Extracted data entries:

═══

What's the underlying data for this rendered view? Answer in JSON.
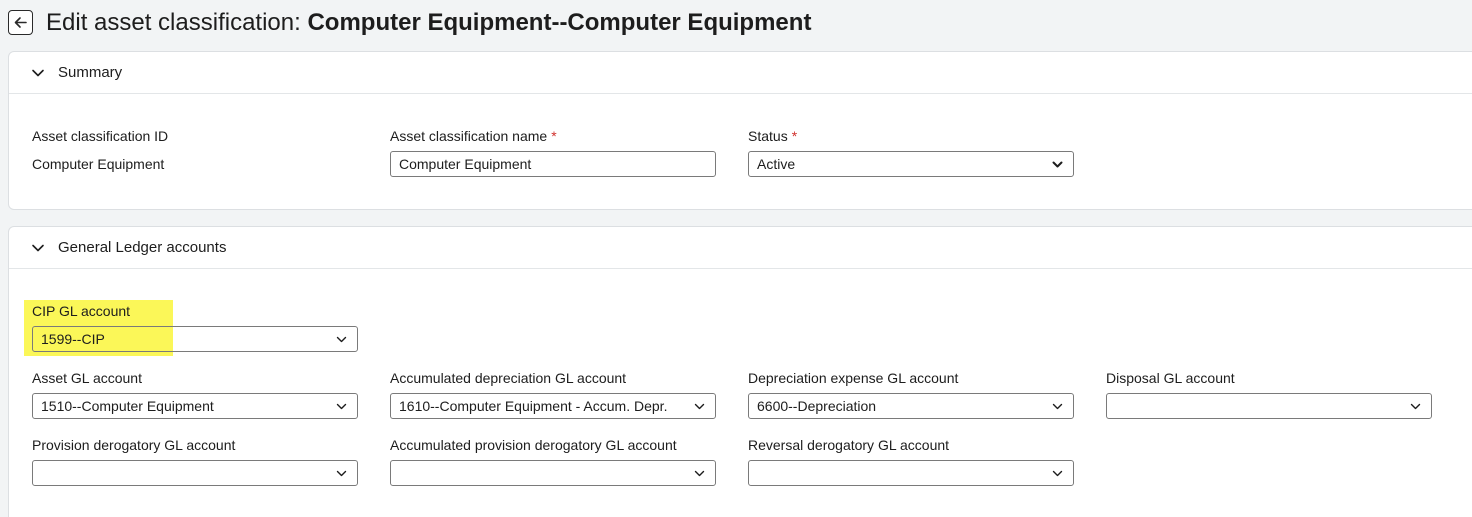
{
  "page": {
    "title_prefix": "Edit asset classification: ",
    "title_name": "Computer Equipment--Computer Equipment"
  },
  "icons": {
    "back": "arrow-left-icon",
    "collapse": "chevron-down-icon",
    "dropdown": "chevron-down-icon"
  },
  "colors": {
    "required": "#d0312d",
    "highlight": "#fbf758"
  },
  "summary": {
    "title": "Summary",
    "id_label": "Asset classification ID",
    "id_value": "Computer Equipment",
    "name_label": "Asset classification name",
    "name_value": "Computer Equipment",
    "status_label": "Status",
    "status_value": "Active",
    "required_mark": "*"
  },
  "gl": {
    "title": "General Ledger accounts",
    "cip_label": "CIP GL account",
    "cip_value": "1599--CIP",
    "asset_label": "Asset GL account",
    "asset_value": "1510--Computer Equipment",
    "accum_dep_label": "Accumulated depreciation GL account",
    "accum_dep_value": "1610--Computer Equipment - Accum. Depr.",
    "dep_exp_label": "Depreciation expense GL account",
    "dep_exp_value": "6600--Depreciation",
    "disposal_label": "Disposal GL account",
    "disposal_value": "",
    "prov_derog_label": "Provision derogatory GL account",
    "prov_derog_value": "",
    "accum_prov_derog_label": "Accumulated provision derogatory GL account",
    "accum_prov_derog_value": "",
    "reversal_derog_label": "Reversal derogatory GL account",
    "reversal_derog_value": ""
  }
}
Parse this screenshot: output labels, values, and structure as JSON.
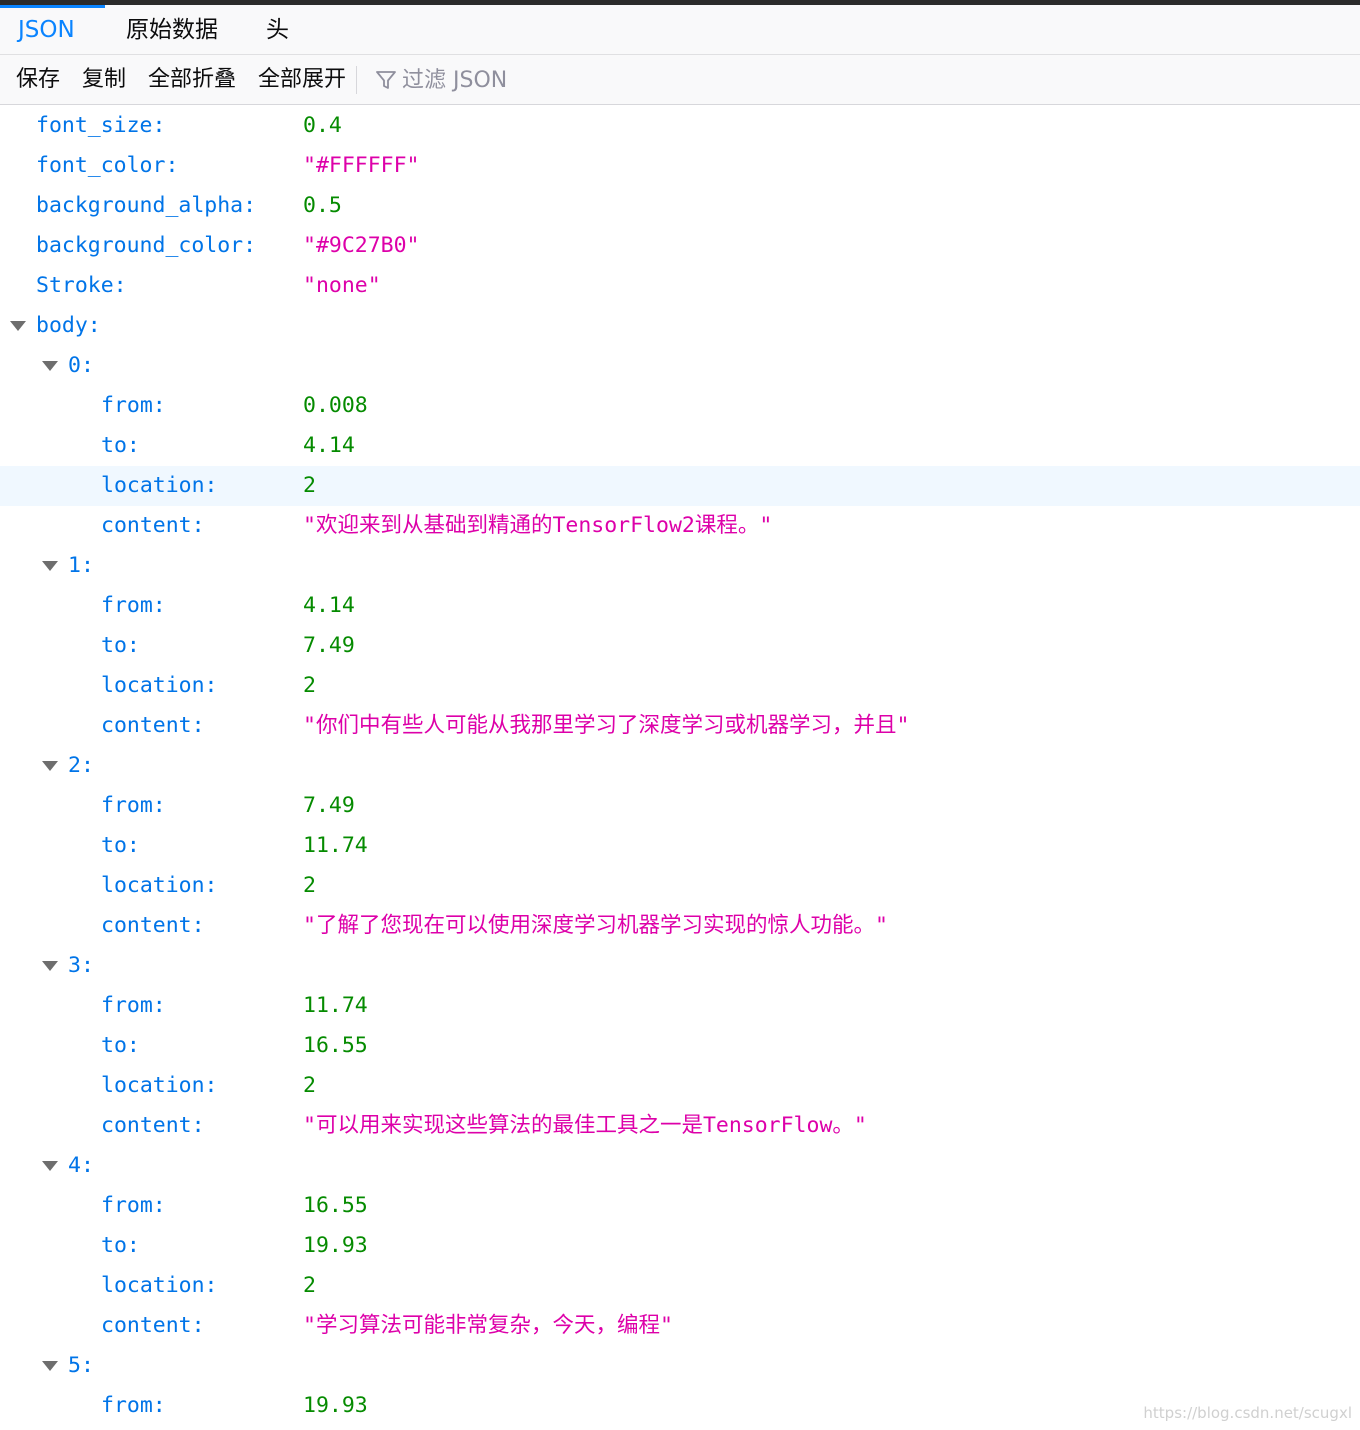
{
  "tabs": [
    "JSON",
    "原始数据",
    "头"
  ],
  "toolbar": {
    "save": "保存",
    "copy": "复制",
    "collapse_all": "全部折叠",
    "expand_all": "全部展开",
    "filter_placeholder": "过滤 JSON"
  },
  "rows": [
    {
      "key": "font_size:",
      "value": "0.4",
      "type": "number"
    },
    {
      "key": "font_color:",
      "value": "\"#FFFFFF\"",
      "type": "string"
    },
    {
      "key": "background_alpha:",
      "value": "0.5",
      "type": "number"
    },
    {
      "key": "background_color:",
      "value": "\"#9C27B0\"",
      "type": "string"
    },
    {
      "key": "Stroke:",
      "value": "\"none\"",
      "type": "string"
    },
    {
      "key": "body:"
    },
    {
      "key": "0:"
    },
    {
      "key": "from:",
      "value": "0.008",
      "type": "number"
    },
    {
      "key": "to:",
      "value": "4.14",
      "type": "number"
    },
    {
      "key": "location:",
      "value": "2",
      "type": "number",
      "highlighted": true
    },
    {
      "key": "content:",
      "value": "\"欢迎来到从基础到精通的TensorFlow2课程。\"",
      "type": "string"
    },
    {
      "key": "1:"
    },
    {
      "key": "from:",
      "value": "4.14",
      "type": "number"
    },
    {
      "key": "to:",
      "value": "7.49",
      "type": "number"
    },
    {
      "key": "location:",
      "value": "2",
      "type": "number"
    },
    {
      "key": "content:",
      "value": "\"你们中有些人可能从我那里学习了深度学习或机器学习，并且\"",
      "type": "string"
    },
    {
      "key": "2:"
    },
    {
      "key": "from:",
      "value": "7.49",
      "type": "number"
    },
    {
      "key": "to:",
      "value": "11.74",
      "type": "number"
    },
    {
      "key": "location:",
      "value": "2",
      "type": "number"
    },
    {
      "key": "content:",
      "value": "\"了解了您现在可以使用深度学习机器学习实现的惊人功能。\"",
      "type": "string"
    },
    {
      "key": "3:"
    },
    {
      "key": "from:",
      "value": "11.74",
      "type": "number"
    },
    {
      "key": "to:",
      "value": "16.55",
      "type": "number"
    },
    {
      "key": "location:",
      "value": "2",
      "type": "number"
    },
    {
      "key": "content:",
      "value": "\"可以用来实现这些算法的最佳工具之一是TensorFlow。\"",
      "type": "string"
    },
    {
      "key": "4:"
    },
    {
      "key": "from:",
      "value": "16.55",
      "type": "number"
    },
    {
      "key": "to:",
      "value": "19.93",
      "type": "number"
    },
    {
      "key": "location:",
      "value": "2",
      "type": "number"
    },
    {
      "key": "content:",
      "value": "\"学习算法可能非常复杂，今天，编程\"",
      "type": "string"
    },
    {
      "key": "5:"
    },
    {
      "key": "from:",
      "value": "19.93",
      "type": "number"
    }
  ],
  "watermark": "https://blog.csdn.net/scugxl",
  "colors": {
    "key": "#0074e8",
    "number": "#058b00",
    "string": "#dd00a9",
    "accent": "#0a84ff"
  }
}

═══

GIVEN PROBLEM: Copy all the lines of data exactly as they appear, dropping any images.

WRITTEN RESPONSE:
What's the underlying data for this rendered view? Answer in JSON.
{
  "page": {
    "title_prefix": "Edit asset classification: ",
    "title_name": "Computer Equipment--Computer Equipment"
  },
  "icons": {
    "back": "arrow-left-icon",
    "collapse": "chevron-down-icon",
    "dropdown": "chevron-down-icon"
  },
  "colors": {
    "required": "#d0312d",
    "highlight": "#fbf758"
  },
  "summary": {
    "title": "Summary",
    "id_label": "Asset classification ID",
    "id_value": "Computer Equipment",
    "name_label": "Asset classification name",
    "name_value": "Computer Equipment",
    "status_label": "Status",
    "status_value": "Active",
    "required_mark": "*"
  },
  "gl": {
    "title": "General Ledger accounts",
    "cip_label": "CIP GL account",
    "cip_value": "1599--CIP",
    "asset_label": "Asset GL account",
    "asset_value": "1510--Computer Equipment",
    "accum_dep_label": "Accumulated depreciation GL account",
    "accum_dep_value": "1610--Computer Equipment - Accum. Depr.",
    "dep_exp_label": "Depreciation expense GL account",
    "dep_exp_value": "6600--Depreciation",
    "disposal_label": "Disposal GL account",
    "disposal_value": "",
    "prov_derog_label": "Provision derogatory GL account",
    "prov_derog_value": "",
    "accum_prov_derog_label": "Accumulated provision derogatory GL account",
    "accum_prov_derog_value": "",
    "reversal_derog_label": "Reversal derogatory GL account",
    "reversal_derog_value": ""
  }
}
Parse this screenshot: output labels, values, and structure as JSON.
{
  "tabs": [
    "JSON",
    "原始数据",
    "头"
  ],
  "toolbar": {
    "save": "保存",
    "copy": "复制",
    "collapse_all": "全部折叠",
    "expand_all": "全部展开",
    "filter_placeholder": "过滤 JSON"
  },
  "rows": [
    {
      "key": "font_size:",
      "value": "0.4",
      "type": "number"
    },
    {
      "key": "font_color:",
      "value": "\"#FFFFFF\"",
      "type": "string"
    },
    {
      "key": "background_alpha:",
      "value": "0.5",
      "type": "number"
    },
    {
      "key": "background_color:",
      "value": "\"#9C27B0\"",
      "type": "string"
    },
    {
      "key": "Stroke:",
      "value": "\"none\"",
      "type": "string"
    },
    {
      "key": "body:"
    },
    {
      "key": "0:"
    },
    {
      "key": "from:",
      "value": "0.008",
      "type": "number"
    },
    {
      "key": "to:",
      "value": "4.14",
      "type": "number"
    },
    {
      "key": "location:",
      "value": "2",
      "type": "number",
      "highlighted": true
    },
    {
      "key": "content:",
      "value": "\"欢迎来到从基础到精通的TensorFlow2课程。\"",
      "type": "string"
    },
    {
      "key": "1:"
    },
    {
      "key": "from:",
      "value": "4.14",
      "type": "number"
    },
    {
      "key": "to:",
      "value": "7.49",
      "type": "number"
    },
    {
      "key": "location:",
      "value": "2",
      "type": "number"
    },
    {
      "key": "content:",
      "value": "\"你们中有些人可能从我那里学习了深度学习或机器学习，并且\"",
      "type": "string"
    },
    {
      "key": "2:"
    },
    {
      "key": "from:",
      "value": "7.49",
      "type": "number"
    },
    {
      "key": "to:",
      "value": "11.74",
      "type": "number"
    },
    {
      "key": "location:",
      "value": "2",
      "type": "number"
    },
    {
      "key": "content:",
      "value": "\"了解了您现在可以使用深度学习机器学习实现的惊人功能。\"",
      "type": "string"
    },
    {
      "key": "3:"
    },
    {
      "key": "from:",
      "value": "11.74",
      "type": "number"
    },
    {
      "key": "to:",
      "value": "16.55",
      "type": "number"
    },
    {
      "key": "location:",
      "value": "2",
      "type": "number"
    },
    {
      "key": "content:",
      "value": "\"可以用来实现这些算法的最佳工具之一是TensorFlow。\"",
      "type": "string"
    },
    {
      "key": "4:"
    },
    {
      "key": "from:",
      "value": "16.55",
      "type": "number"
    },
    {
      "key": "to:",
      "value": "19.93",
      "type": "number"
    },
    {
      "key": "location:",
      "value": "2",
      "type": "number"
    },
    {
      "key": "content:",
      "value": "\"学习算法可能非常复杂，今天，编程\"",
      "type": "string"
    },
    {
      "key": "5:"
    },
    {
      "key": "from:",
      "value": "19.93",
      "type": "number"
    }
  ],
  "watermark": "https://blog.csdn.net/scugxl",
  "colors": {
    "key": "#0074e8",
    "number": "#058b00",
    "string": "#dd00a9",
    "accent": "#0a84ff"
  }
}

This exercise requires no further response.